Directive: Set out every line bearing the string "JSON".

Dataset items:
>> Start

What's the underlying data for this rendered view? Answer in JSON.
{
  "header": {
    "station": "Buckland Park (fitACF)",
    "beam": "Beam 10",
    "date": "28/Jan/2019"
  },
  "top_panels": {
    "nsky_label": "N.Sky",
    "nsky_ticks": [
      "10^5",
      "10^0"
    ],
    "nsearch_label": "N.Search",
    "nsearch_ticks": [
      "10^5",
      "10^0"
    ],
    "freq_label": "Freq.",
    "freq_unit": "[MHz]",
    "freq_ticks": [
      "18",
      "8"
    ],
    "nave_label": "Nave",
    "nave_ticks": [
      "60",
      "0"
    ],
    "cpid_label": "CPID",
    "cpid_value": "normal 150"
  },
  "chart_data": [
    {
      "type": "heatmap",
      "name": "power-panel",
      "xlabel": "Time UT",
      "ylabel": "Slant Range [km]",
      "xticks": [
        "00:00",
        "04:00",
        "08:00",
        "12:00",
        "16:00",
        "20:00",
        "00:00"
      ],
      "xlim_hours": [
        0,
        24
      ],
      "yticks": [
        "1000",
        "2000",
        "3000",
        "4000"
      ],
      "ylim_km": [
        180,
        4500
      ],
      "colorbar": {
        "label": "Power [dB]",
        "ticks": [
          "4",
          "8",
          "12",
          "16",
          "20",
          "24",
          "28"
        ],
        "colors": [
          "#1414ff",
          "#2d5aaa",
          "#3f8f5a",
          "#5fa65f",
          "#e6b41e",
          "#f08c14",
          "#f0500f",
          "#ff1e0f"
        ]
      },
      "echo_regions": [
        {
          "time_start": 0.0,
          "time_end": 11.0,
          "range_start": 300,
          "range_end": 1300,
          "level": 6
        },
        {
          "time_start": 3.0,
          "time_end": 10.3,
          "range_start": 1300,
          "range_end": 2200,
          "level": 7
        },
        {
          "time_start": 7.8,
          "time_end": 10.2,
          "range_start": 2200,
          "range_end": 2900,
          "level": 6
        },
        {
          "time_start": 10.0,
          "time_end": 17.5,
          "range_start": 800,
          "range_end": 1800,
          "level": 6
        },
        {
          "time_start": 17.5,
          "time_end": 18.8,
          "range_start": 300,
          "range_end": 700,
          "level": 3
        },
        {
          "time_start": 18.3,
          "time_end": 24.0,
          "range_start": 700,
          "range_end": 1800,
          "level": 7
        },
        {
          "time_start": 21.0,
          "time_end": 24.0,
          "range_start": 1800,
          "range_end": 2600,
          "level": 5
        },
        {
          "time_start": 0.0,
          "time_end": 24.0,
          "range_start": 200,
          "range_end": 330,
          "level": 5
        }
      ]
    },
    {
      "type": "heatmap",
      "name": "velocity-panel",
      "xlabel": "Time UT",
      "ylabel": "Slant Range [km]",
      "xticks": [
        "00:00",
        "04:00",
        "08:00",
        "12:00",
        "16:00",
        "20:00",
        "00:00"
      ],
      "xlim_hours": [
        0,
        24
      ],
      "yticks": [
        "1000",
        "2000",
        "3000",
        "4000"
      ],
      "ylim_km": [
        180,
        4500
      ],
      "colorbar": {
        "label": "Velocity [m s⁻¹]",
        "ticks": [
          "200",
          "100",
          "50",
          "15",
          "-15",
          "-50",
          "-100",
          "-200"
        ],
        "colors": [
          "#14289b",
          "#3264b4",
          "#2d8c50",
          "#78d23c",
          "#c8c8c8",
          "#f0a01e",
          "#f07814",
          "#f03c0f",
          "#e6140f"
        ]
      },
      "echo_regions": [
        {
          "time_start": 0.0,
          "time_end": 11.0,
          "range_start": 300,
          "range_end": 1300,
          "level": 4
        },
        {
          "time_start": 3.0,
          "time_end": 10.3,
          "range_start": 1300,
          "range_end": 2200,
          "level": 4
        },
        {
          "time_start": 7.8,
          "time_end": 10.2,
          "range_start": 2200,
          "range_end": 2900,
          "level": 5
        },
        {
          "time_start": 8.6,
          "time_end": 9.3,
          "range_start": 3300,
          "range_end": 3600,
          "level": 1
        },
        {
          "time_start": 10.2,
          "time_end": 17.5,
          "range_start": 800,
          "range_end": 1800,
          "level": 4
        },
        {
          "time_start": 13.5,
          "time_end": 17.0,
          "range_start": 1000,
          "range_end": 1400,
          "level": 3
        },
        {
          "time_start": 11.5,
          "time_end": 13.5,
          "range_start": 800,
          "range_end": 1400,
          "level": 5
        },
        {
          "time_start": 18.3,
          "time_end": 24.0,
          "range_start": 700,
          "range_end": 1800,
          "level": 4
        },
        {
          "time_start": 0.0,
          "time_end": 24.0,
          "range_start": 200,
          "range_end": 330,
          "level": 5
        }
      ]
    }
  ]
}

>> End
>> Start

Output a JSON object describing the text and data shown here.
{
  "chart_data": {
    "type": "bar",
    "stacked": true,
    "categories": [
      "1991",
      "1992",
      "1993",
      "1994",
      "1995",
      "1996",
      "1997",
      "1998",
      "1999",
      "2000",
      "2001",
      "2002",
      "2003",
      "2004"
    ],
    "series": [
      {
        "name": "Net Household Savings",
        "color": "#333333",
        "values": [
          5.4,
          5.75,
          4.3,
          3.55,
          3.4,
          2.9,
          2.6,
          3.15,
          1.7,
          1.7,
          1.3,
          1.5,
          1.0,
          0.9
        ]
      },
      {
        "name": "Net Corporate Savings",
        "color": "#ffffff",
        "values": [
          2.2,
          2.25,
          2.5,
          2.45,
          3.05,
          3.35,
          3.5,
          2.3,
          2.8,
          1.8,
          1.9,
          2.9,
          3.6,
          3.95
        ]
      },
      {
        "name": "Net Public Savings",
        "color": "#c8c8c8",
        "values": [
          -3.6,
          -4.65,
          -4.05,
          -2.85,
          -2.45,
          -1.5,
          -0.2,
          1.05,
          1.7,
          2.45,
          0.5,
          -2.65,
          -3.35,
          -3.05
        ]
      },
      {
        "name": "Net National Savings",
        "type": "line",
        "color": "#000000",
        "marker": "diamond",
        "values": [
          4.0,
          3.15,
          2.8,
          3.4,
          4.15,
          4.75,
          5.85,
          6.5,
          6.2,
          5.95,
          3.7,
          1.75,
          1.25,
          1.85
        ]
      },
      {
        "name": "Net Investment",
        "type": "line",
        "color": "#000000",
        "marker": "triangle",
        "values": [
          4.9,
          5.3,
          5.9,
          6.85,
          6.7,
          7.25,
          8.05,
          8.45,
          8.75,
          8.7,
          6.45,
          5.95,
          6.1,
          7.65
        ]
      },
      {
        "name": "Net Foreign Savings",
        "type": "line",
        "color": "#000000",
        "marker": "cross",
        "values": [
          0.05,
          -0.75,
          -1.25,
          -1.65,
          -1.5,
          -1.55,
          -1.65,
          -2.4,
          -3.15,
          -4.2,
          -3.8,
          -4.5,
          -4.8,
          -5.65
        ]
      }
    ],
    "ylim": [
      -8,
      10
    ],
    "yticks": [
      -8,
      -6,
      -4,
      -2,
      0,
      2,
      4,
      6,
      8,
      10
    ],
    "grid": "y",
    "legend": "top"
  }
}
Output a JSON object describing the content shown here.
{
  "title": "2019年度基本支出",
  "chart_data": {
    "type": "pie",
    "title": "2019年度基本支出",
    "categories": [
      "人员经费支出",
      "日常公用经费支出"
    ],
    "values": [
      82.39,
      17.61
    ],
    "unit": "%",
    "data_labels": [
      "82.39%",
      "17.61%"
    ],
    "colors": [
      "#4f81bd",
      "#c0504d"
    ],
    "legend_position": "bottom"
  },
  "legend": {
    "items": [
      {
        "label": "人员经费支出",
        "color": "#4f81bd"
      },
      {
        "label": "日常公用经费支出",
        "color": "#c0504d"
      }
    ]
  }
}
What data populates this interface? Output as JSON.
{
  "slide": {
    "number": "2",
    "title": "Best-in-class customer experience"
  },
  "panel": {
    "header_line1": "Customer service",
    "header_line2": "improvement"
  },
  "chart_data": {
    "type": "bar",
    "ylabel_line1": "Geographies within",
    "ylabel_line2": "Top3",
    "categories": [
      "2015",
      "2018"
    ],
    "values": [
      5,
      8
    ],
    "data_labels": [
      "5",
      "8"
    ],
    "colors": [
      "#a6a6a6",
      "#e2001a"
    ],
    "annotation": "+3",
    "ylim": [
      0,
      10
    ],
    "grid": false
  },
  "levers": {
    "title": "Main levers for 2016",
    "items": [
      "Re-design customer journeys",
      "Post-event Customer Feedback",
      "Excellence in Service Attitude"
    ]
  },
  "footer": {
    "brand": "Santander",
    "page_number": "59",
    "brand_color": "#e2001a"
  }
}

>> End

Result of this exercise:
What's the underlying data for this rendered view? Answer in JSON.
Output a JSON object describing the text and data shown here.
Output a JSON object describing the content shown here.
What data populates this interface? Output as JSON.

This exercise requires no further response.